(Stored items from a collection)
┌────────

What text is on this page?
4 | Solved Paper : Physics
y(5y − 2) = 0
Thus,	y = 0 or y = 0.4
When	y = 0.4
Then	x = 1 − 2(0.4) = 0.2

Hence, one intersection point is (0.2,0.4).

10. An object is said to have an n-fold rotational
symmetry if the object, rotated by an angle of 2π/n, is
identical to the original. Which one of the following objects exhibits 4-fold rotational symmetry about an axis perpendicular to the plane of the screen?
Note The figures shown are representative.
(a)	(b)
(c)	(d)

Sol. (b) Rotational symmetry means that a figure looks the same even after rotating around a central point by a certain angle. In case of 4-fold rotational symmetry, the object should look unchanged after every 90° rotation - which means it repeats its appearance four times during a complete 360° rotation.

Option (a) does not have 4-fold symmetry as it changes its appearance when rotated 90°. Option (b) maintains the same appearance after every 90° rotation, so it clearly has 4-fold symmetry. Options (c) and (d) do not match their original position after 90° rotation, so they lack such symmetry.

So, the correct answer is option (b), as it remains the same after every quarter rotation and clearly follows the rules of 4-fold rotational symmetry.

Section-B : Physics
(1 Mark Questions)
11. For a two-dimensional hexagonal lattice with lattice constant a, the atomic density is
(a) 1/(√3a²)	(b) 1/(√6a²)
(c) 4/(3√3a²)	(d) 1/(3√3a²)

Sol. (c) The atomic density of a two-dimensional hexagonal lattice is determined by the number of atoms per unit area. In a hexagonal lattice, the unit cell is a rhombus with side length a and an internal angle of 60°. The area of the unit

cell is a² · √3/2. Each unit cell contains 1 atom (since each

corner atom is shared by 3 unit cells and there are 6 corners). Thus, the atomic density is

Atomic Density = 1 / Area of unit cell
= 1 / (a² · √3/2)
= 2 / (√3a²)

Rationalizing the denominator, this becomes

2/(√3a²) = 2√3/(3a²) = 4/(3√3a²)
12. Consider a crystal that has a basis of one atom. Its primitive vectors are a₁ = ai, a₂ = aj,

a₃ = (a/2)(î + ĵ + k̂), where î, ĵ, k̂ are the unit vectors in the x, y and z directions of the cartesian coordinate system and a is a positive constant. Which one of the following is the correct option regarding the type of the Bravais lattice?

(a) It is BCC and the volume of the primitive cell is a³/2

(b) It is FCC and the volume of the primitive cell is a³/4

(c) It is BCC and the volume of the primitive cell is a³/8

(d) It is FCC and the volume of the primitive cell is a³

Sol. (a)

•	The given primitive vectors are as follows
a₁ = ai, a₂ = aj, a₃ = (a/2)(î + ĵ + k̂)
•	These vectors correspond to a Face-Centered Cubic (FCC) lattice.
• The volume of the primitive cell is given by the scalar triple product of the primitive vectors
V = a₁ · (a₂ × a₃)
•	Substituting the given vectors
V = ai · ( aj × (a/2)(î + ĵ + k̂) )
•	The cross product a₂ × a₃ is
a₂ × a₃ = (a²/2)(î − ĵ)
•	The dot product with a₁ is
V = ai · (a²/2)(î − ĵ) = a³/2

└────────

*ABOUT THIS TASK*: Reproduce all the records shown above, unchanged.

*THE COMPLETED TASK*:
What text is on this page?
4 | Solved Paper : Physics
y(5y − 2) = 0
Thus,	y = 0 or y = 0.4
When	y = 0.4
Then	x = 1 − 2(0.4) = 0.2

Hence, one intersection point is (0.2,0.4).

10. An object is said to have an n-fold rotational
symmetry if the object, rotated by an angle of 2π/n, is
identical to the original. Which one of the following objects exhibits 4-fold rotational symmetry about an axis perpendicular to the plane of the screen?
Note The figures shown are representative.
(a)	(b)
(c)	(d)

Sol. (b) Rotational symmetry means that a figure looks the same even after rotating around a central point by a certain angle. In case of 4-fold rotational symmetry, the object should look unchanged after every 90° rotation - which means it repeats its appearance four times during a complete 360° rotation.

Option (a) does not have 4-fold symmetry as it changes its appearance when rotated 90°. Option (b) maintains the same appearance after every 90° rotation, so it clearly has 4-fold symmetry. Options (c) and (d) do not match their original position after 90° rotation, so they lack such symmetry.

So, the correct answer is option (b), as it remains the same after every quarter rotation and clearly follows the rules of 4-fold rotational symmetry.

Section-B : Physics
(1 Mark Questions)
11. For a two-dimensional hexagonal lattice with lattice constant a, the atomic density is
(a) 1/(√3a²)	(b) 1/(√6a²)
(c) 4/(3√3a²)	(d) 1/(3√3a²)

Sol. (c) The atomic density of a two-dimensional hexagonal lattice is determined by the number of atoms per unit area. In a hexagonal lattice, the unit cell is a rhombus with side length a and an internal angle of 60°. The area of the unit

cell is a² · √3/2. Each unit cell contains 1 atom (since each

corner atom is shared by 3 unit cells and there are 6 corners). Thus, the atomic density is

Atomic Density = 1 / Area of unit cell
= 1 / (a² · √3/2)
= 2 / (√3a²)

Rationalizing the denominator, this becomes

2/(√3a²) = 2√3/(3a²) = 4/(3√3a²)
12. Consider a crystal that has a basis of one atom. Its primitive vectors are a₁ = ai, a₂ = aj,

a₃ = (a/2)(î + ĵ + k̂), where î, ĵ, k̂ are the unit vectors in the x, y and z directions of the cartesian coordinate system and a is a positive constant. Which one of the following is the correct option regarding the type of the Bravais lattice?

(a) It is BCC and the volume of the primitive cell is a³/2

(b) It is FCC and the volume of the primitive cell is a³/4

(c) It is BCC and the volume of the primitive cell is a³/8

(d) It is FCC and the volume of the primitive cell is a³

Sol. (a)

•	The given primitive vectors are as follows
a₁ = ai, a₂ = aj, a₃ = (a/2)(î + ĵ + k̂)
•	These vectors correspond to a Face-Centered Cubic (FCC) lattice.
• The volume of the primitive cell is given by the scalar triple product of the primitive vectors
V = a₁ · (a₂ × a₃)
•	Substituting the given vectors
V = ai · ( aj × (a/2)(î + ĵ + k̂) )
•	The cross product a₂ × a₃ is
a₂ × a₃ = (a²/2)(î − ĵ)
•	The dot product with a₁ is
V = ai · (a²/2)(î − ĵ) = a³/2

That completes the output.